→ **OBJECTIVE**:
Set down all of the data that follows word for word, without the images.

** START RECORDS TO PROCESS **

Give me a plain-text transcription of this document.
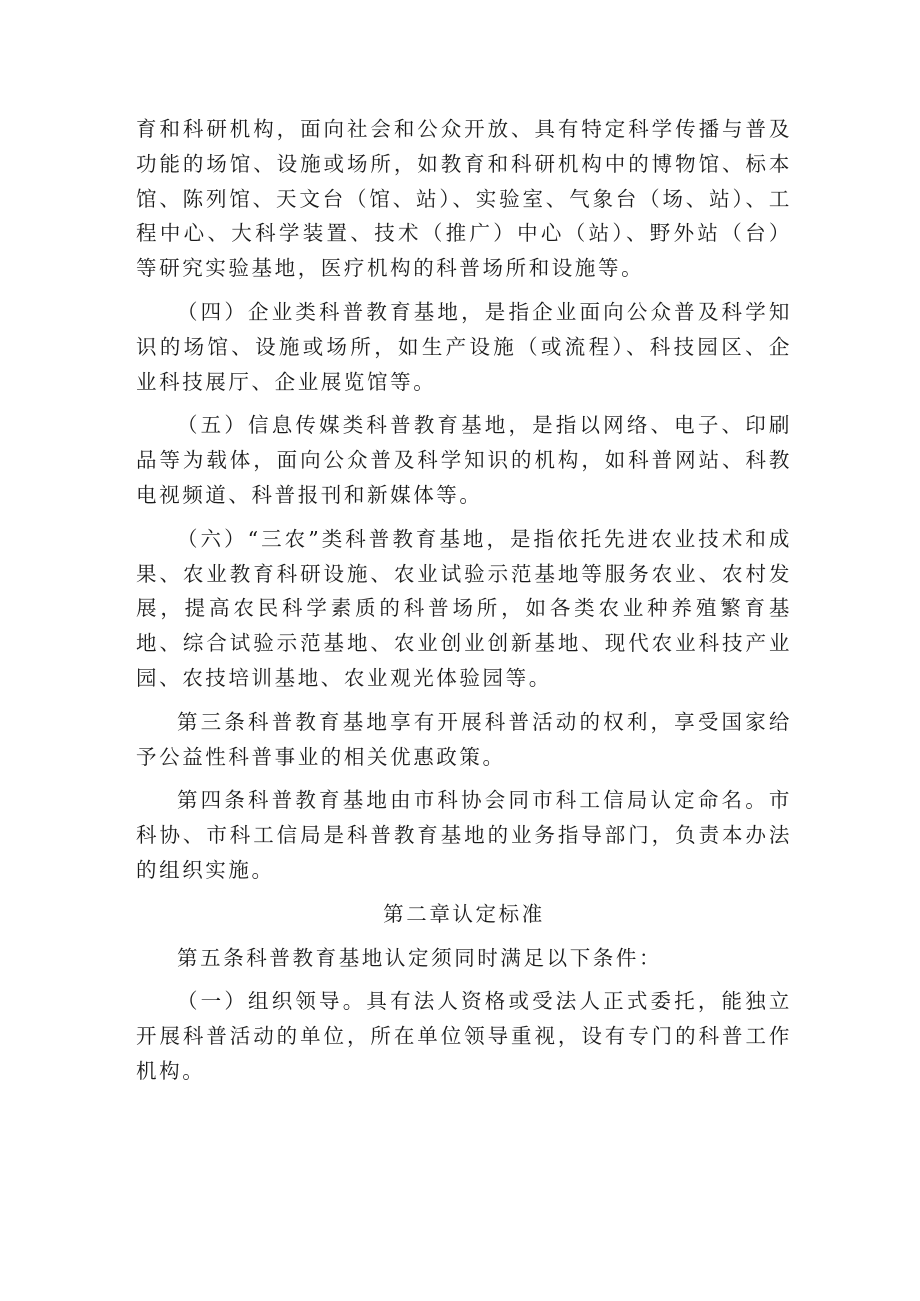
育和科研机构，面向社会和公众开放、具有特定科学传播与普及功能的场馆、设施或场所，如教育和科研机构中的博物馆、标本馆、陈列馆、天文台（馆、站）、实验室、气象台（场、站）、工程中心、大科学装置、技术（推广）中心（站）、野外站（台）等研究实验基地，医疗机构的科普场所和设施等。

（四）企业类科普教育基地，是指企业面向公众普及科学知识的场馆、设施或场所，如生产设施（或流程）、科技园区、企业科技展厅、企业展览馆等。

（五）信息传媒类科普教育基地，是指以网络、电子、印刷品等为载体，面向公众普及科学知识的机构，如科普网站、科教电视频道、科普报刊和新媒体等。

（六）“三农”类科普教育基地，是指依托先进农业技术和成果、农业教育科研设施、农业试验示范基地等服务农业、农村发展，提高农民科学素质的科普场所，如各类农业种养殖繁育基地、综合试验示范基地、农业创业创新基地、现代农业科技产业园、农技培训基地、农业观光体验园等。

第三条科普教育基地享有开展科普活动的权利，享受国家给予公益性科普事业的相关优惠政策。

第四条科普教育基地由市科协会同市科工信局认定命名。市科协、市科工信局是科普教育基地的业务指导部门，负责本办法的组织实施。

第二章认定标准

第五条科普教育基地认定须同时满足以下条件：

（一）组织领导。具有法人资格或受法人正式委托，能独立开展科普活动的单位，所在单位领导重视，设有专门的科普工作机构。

** END RECORDS TO PROCESS **

→ **WORKED ANSWER**:
Give me a plain-text transcription of this document.
育和科研机构，面向社会和公众开放、具有特定科学传播与普及功能的场馆、设施或场所，如教育和科研机构中的博物馆、标本馆、陈列馆、天文台（馆、站）、实验室、气象台（场、站）、工程中心、大科学装置、技术（推广）中心（站）、野外站（台）等研究实验基地，医疗机构的科普场所和设施等。

（四）企业类科普教育基地，是指企业面向公众普及科学知识的场馆、设施或场所，如生产设施（或流程）、科技园区、企业科技展厅、企业展览馆等。

（五）信息传媒类科普教育基地，是指以网络、电子、印刷品等为载体，面向公众普及科学知识的机构，如科普网站、科教电视频道、科普报刊和新媒体等。

（六）“三农”类科普教育基地，是指依托先进农业技术和成果、农业教育科研设施、农业试验示范基地等服务农业、农村发展，提高农民科学素质的科普场所，如各类农业种养殖繁育基地、综合试验示范基地、农业创业创新基地、现代农业科技产业园、农技培训基地、农业观光体验园等。

第三条科普教育基地享有开展科普活动的权利，享受国家给予公益性科普事业的相关优惠政策。

第四条科普教育基地由市科协会同市科工信局认定命名。市科协、市科工信局是科普教育基地的业务指导部门，负责本办法的组织实施。

第二章认定标准

第五条科普教育基地认定须同时满足以下条件：

（一）组织领导。具有法人资格或受法人正式委托，能独立开展科普活动的单位，所在单位领导重视，设有专门的科普工作机构。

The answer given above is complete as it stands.